Job -
Print the data exactly, leaving nothing out.

◇ ◇ ◇ ◇

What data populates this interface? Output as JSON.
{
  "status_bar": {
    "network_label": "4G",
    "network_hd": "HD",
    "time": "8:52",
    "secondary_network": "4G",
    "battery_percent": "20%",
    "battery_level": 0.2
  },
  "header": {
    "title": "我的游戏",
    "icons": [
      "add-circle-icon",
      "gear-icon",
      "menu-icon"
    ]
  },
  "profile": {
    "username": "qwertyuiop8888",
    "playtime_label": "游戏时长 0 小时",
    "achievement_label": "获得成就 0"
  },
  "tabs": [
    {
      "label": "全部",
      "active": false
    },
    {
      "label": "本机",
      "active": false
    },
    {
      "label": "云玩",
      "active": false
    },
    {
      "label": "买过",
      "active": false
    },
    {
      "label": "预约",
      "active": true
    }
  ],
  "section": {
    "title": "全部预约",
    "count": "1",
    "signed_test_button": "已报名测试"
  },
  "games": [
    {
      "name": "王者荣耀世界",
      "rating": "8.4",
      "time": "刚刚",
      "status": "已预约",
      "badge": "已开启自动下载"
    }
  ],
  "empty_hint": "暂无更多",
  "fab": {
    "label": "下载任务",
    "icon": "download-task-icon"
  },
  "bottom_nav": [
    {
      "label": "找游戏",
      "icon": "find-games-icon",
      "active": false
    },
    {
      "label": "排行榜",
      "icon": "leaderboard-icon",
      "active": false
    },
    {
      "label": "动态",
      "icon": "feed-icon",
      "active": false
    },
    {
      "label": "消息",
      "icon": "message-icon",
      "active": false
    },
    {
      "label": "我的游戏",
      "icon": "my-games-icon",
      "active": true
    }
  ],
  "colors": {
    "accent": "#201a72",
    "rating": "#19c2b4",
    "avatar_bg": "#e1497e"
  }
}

◇ ◇ ◇ ◇

Problem solution -
What data populates this interface? Output as JSON.
{
  "status_bar": {
    "network_label": "4G",
    "network_hd": "HD",
    "time": "8:52",
    "secondary_network": "4G",
    "battery_percent": "20%",
    "battery_level": 0.2
  },
  "header": {
    "title": "我的游戏",
    "icons": [
      "add-circle-icon",
      "gear-icon",
      "menu-icon"
    ]
  },
  "profile": {
    "username": "qwertyuiop8888",
    "playtime_label": "游戏时长 0 小时",
    "achievement_label": "获得成就 0"
  },
  "tabs": [
    {
      "label": "全部",
      "active": false
    },
    {
      "label": "本机",
      "active": false
    },
    {
      "label": "云玩",
      "active": false
    },
    {
      "label": "买过",
      "active": false
    },
    {
      "label": "预约",
      "active": true
    }
  ],
  "section": {
    "title": "全部预约",
    "count": "1",
    "signed_test_button": "已报名测试"
  },
  "games": [
    {
      "name": "王者荣耀世界",
      "rating": "8.4",
      "time": "刚刚",
      "status": "已预约",
      "badge": "已开启自动下载"
    }
  ],
  "empty_hint": "暂无更多",
  "fab": {
    "label": "下载任务",
    "icon": "download-task-icon"
  },
  "bottom_nav": [
    {
      "label": "找游戏",
      "icon": "find-games-icon",
      "active": false
    },
    {
      "label": "排行榜",
      "icon": "leaderboard-icon",
      "active": false
    },
    {
      "label": "动态",
      "icon": "feed-icon",
      "active": false
    },
    {
      "label": "消息",
      "icon": "message-icon",
      "active": false
    },
    {
      "label": "我的游戏",
      "icon": "my-games-icon",
      "active": true
    }
  ],
  "colors": {
    "accent": "#201a72",
    "rating": "#19c2b4",
    "avatar_bg": "#e1497e"
  }
}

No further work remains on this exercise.